### [Data excerpts]
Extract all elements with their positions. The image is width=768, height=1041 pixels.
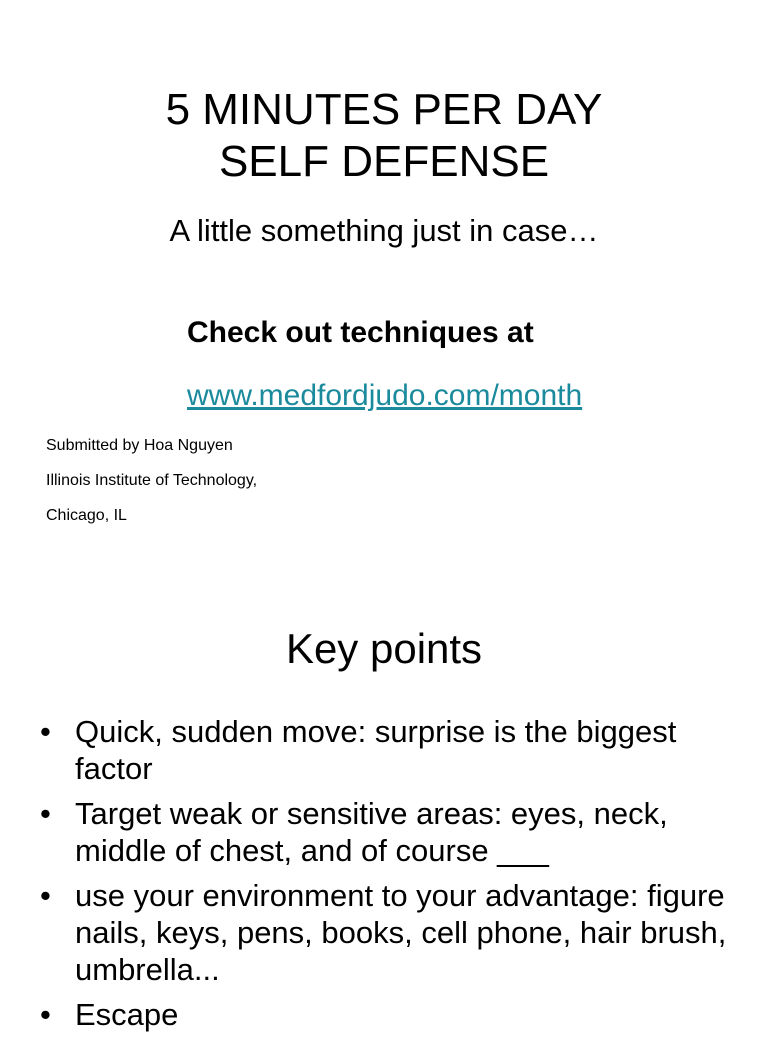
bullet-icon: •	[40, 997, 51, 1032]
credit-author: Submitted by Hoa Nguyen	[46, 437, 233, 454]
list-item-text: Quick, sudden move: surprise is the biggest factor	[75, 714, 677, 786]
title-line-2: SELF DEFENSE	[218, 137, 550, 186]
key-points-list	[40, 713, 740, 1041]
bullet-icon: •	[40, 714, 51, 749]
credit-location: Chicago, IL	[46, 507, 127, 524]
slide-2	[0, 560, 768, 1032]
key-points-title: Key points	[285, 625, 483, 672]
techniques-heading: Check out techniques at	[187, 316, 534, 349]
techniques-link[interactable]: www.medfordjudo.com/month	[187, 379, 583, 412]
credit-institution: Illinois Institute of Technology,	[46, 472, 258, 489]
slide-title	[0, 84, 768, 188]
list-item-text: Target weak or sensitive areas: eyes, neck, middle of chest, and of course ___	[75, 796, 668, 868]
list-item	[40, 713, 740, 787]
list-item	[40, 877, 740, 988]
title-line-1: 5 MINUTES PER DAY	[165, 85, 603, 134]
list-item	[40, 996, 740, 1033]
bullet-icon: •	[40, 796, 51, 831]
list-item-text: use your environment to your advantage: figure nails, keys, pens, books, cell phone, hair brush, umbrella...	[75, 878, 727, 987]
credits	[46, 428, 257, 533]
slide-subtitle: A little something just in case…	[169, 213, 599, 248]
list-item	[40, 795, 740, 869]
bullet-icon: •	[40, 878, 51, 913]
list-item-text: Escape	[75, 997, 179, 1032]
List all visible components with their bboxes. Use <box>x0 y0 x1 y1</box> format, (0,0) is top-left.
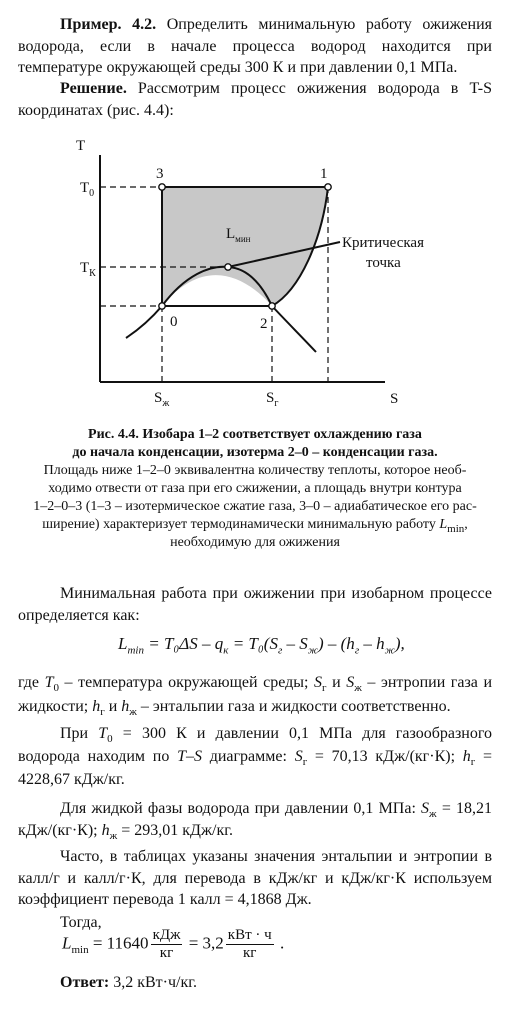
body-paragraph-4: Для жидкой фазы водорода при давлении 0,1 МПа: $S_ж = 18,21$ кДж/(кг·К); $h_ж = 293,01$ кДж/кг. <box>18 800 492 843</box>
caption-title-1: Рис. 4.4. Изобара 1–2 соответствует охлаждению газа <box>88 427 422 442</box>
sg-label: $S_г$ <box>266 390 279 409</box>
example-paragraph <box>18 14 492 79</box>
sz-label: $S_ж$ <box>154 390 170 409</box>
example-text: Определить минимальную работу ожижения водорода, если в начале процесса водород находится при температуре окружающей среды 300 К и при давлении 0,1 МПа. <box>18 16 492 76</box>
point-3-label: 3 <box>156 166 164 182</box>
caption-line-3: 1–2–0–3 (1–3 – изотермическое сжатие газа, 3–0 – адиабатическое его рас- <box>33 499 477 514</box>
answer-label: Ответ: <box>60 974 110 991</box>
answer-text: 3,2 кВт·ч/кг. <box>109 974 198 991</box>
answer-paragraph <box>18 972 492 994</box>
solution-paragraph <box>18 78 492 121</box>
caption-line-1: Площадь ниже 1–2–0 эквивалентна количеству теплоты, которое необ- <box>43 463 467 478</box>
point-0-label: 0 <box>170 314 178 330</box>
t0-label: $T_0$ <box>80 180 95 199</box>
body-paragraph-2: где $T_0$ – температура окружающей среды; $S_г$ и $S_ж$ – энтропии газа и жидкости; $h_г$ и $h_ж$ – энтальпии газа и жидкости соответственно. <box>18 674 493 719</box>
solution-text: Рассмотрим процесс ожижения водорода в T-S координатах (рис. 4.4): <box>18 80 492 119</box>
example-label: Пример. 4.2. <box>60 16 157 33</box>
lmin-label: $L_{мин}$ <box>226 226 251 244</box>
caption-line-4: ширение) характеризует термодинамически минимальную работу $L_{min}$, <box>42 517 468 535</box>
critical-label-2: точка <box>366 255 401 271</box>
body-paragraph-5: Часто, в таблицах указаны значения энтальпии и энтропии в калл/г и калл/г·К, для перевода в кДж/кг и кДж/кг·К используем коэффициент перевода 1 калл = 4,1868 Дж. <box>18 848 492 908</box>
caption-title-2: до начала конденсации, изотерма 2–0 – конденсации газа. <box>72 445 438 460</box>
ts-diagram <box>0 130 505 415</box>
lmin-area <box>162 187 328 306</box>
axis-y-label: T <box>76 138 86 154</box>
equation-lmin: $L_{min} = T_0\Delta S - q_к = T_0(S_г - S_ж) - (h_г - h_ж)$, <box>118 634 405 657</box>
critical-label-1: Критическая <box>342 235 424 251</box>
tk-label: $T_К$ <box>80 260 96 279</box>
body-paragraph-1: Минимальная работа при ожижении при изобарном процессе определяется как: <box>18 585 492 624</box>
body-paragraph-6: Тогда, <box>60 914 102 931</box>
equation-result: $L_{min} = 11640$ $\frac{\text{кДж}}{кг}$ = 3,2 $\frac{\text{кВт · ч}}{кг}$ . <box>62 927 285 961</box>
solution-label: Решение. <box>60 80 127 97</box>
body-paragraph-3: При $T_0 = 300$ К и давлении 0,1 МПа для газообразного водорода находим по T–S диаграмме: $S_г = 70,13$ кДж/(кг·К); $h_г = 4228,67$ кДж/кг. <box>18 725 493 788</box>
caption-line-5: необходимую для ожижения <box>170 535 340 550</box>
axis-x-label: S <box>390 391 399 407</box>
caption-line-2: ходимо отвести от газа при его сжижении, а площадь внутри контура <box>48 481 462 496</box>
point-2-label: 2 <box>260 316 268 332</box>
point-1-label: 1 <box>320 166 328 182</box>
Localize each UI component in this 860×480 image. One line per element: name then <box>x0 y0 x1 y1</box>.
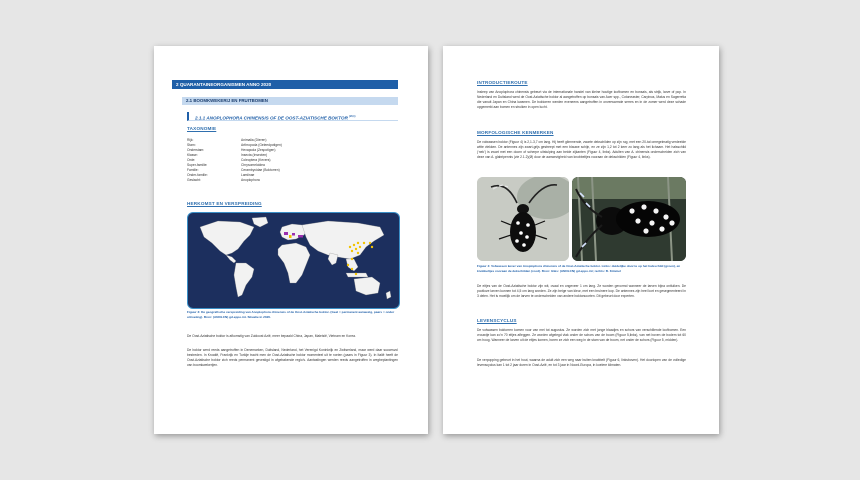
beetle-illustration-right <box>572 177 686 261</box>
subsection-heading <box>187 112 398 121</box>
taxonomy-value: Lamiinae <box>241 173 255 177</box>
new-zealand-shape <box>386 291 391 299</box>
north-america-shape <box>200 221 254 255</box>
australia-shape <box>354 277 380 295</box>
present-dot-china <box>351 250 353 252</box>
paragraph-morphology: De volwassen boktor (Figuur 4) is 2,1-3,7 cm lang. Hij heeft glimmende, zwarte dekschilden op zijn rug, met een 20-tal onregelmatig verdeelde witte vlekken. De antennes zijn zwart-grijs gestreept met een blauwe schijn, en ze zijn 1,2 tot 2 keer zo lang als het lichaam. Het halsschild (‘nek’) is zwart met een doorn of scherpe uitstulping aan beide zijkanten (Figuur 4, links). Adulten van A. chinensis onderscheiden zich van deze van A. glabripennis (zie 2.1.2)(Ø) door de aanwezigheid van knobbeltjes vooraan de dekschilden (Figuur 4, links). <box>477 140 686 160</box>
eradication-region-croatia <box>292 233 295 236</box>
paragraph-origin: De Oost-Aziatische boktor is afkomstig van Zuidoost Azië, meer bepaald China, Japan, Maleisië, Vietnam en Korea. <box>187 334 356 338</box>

### [Problem to solve]
Can you extract every line of the items above, verbatim and in their original order, leaving out the pictures?

### [Final result]
Extract all elements with their positions. The image is width=768, height=1041 pixels.
bullet-icon: •	[40, 997, 51, 1032]
credit-author: Submitted by Hoa Nguyen	[46, 437, 233, 454]
list-item-text: Quick, sudden move: surprise is the biggest factor	[75, 714, 677, 786]
title-line-2: SELF DEFENSE	[218, 137, 550, 186]
key-points-list	[40, 713, 740, 1041]
bullet-icon: •	[40, 714, 51, 749]
credit-location: Chicago, IL	[46, 507, 127, 524]
slide-2	[0, 560, 768, 1032]
key-points-title: Key points	[285, 625, 483, 672]
techniques-heading: Check out techniques at	[187, 316, 534, 349]
techniques-link[interactable]: www.medfordjudo.com/month	[187, 379, 583, 412]
credit-institution: Illinois Institute of Technology,	[46, 472, 258, 489]
slide-title	[0, 84, 768, 188]
list-item-text: Target weak or sensitive areas: eyes, neck, middle of chest, and of course ___	[75, 796, 668, 868]
list-item	[40, 713, 740, 787]
list-item	[40, 877, 740, 988]
title-line-1: 5 MINUTES PER DAY	[165, 85, 603, 134]
list-item	[40, 996, 740, 1033]
bullet-icon: •	[40, 796, 51, 831]
list-item-text: use your environment to your advantage: figure nails, keys, pens, books, cell phone, hair brush, umbrella...	[75, 878, 727, 987]
credits	[46, 428, 257, 533]
slide-subtitle: A little something just in case…	[169, 213, 599, 248]
list-item	[40, 795, 740, 869]
bullet-icon: •	[40, 878, 51, 913]
list-item-text: Escape	[75, 997, 179, 1032]
List all visible components with their bboxes. Use <box>x0 y0 x1 y1</box> format, (0,0) is top-left.
body-paragraph-4: Для жидкой фазы водорода при давлении 0,1 МПа: $S_ж = 18,21$ кДж/(кг·К); $h_ж = 293,01$ кДж/кг. <box>18 800 492 843</box>
caption-title-1: Рис. 4.4. Изобара 1–2 соответствует охлаждению газа <box>88 427 422 442</box>
sg-label: $S_г$ <box>266 390 279 409</box>
example-paragraph <box>18 14 492 79</box>
sz-label: $S_ж$ <box>154 390 170 409</box>
example-text: Определить минимальную работу ожижения водорода, если в начале процесса водород находится при температуре окружающей среды 300 К и при давлении 0,1 МПа. <box>18 16 492 76</box>
point-3-label: 3 <box>156 166 164 182</box>
caption-line-3: 1–2–0–3 (1–3 – изотермическое сжатие газа, 3–0 – адиабатическое его рас- <box>33 499 477 514</box>
answer-label: Ответ: <box>60 974 110 991</box>
answer-text: 3,2 кВт·ч/кг. <box>109 974 198 991</box>
answer-paragraph <box>18 972 492 994</box>
solution-paragraph <box>18 78 492 121</box>
caption-line-1: Площадь ниже 1–2–0 эквивалентна количеству теплоты, которое необ- <box>43 463 467 478</box>
point-0-label: 0 <box>170 314 178 330</box>
t0-label: $T_0$ <box>80 180 95 199</box>
body-paragraph-2: где $T_0$ – температура окружающей среды; $S_г$ и $S_ж$ – энтропии газа и жидкости; $h_г$ и $h_ж$ – энтальпии газа и жидкости соответственно. <box>18 674 493 719</box>
solution-text: Рассмотрим процесс ожижения водорода в T-S координатах (рис. 4.4): <box>18 80 492 119</box>
example-label: Пример. 4.2. <box>60 16 157 33</box>
lmin-label: $L_{мин}$ <box>226 226 251 244</box>
caption-line-4: ширение) характеризует термодинамически минимальную работу $L_{min}$, <box>42 517 468 535</box>
critical-label-2: точка <box>366 255 401 271</box>
body-paragraph-5: Часто, в таблицах указаны значения энтальпии и энтропии в калл/г и калл/г·К, для перевода в кДж/кг и кДж/кг·К используем коэффициент перевода 1 калл = 4,1868 Дж. <box>18 848 492 908</box>
caption-title-2: до начала конденсации, изотерма 2–0 – конденсации газа. <box>72 445 438 460</box>
ts-diagram <box>0 130 505 415</box>
lmin-area <box>162 187 328 306</box>
axis-y-label: T <box>76 138 86 154</box>
equation-lmin: $L_{min} = T_0\Delta S - q_к = T_0(S_г - S_ж) - (h_г - h_ж)$, <box>118 634 405 657</box>
critical-label-1: Критическая <box>342 235 424 251</box>
tk-label: $T_К$ <box>80 260 96 279</box>
body-paragraph-1: Минимальная работа при ожижении при изобарном процессе определяется как: <box>18 585 492 624</box>
body-paragraph-6: Тогда, <box>60 914 102 931</box>
equation-result: $L_{min} = 11640$ $\frac{\text{кДж}}{кг}$ = 3,2 $\frac{\text{кВт · ч}}{кг}$ . <box>62 927 285 961</box>
solution-label: Решение. <box>60 80 127 97</box>
body-paragraph-3: При $T_0 = 300$ К и давлении 0,1 МПа для газообразного водорода находим по T–S диаграмме: $S_г = 70,13$ кДж/(кг·К); $h_г = 4228,67$ кДж/кг. <box>18 725 493 788</box>
caption-line-5: необходимую для ожижения <box>170 535 340 550</box>
axis-x-label: S <box>390 391 399 407</box>
caption-line-2: ходимо отвести от газа при его сжижении, а площадь внутри контура <box>48 481 462 496</box>
point-2-label: 2 <box>260 316 268 332</box>
point-1-label: 1 <box>320 166 328 182</box>
Localize each UI component in this 860×480 image. One line per element: name then <box>x0 y0 x1 y1</box>.
beetle-illustration-right <box>572 177 686 261</box>
subsection-heading <box>187 112 398 121</box>
taxonomy-value: Lamiinae <box>241 173 255 177</box>
new-zealand-shape <box>386 291 391 299</box>
north-america-shape <box>200 221 254 255</box>
australia-shape <box>354 277 380 295</box>
present-dot-china <box>351 250 353 252</box>
paragraph-morphology: De volwassen boktor (Figuur 4) is 2,1-3,7 cm lang. Hij heeft glimmende, zwarte dekschilden op zijn rug, met een 20-tal onregelmatig verdeelde witte vlekken. De antennes zijn zwart-grijs gestreept met een blauwe schijn, en ze zijn 1,2 tot 2 keer zo lang als het lichaam. Het halsschild (‘nek’) is zwart met een doorn of scherpe uitstulping aan beide zijkanten (Figuur 4, links). Adulten van A. chinensis onderscheiden zich van deze van A. glabripennis (zie 2.1.2)(Ø) door de aanwezigheid van knobbeltjes vooraan de dekschilden (Figuur 4, links). <box>477 140 686 160</box>
eradication-region-croatia <box>292 233 295 236</box>
paragraph-origin: De Oost-Aziatische boktor is afkomstig van Zuidoost Azië, meer bepaald China, Japan, Maleisië, Vietnam en Korea. <box>187 334 356 338</box>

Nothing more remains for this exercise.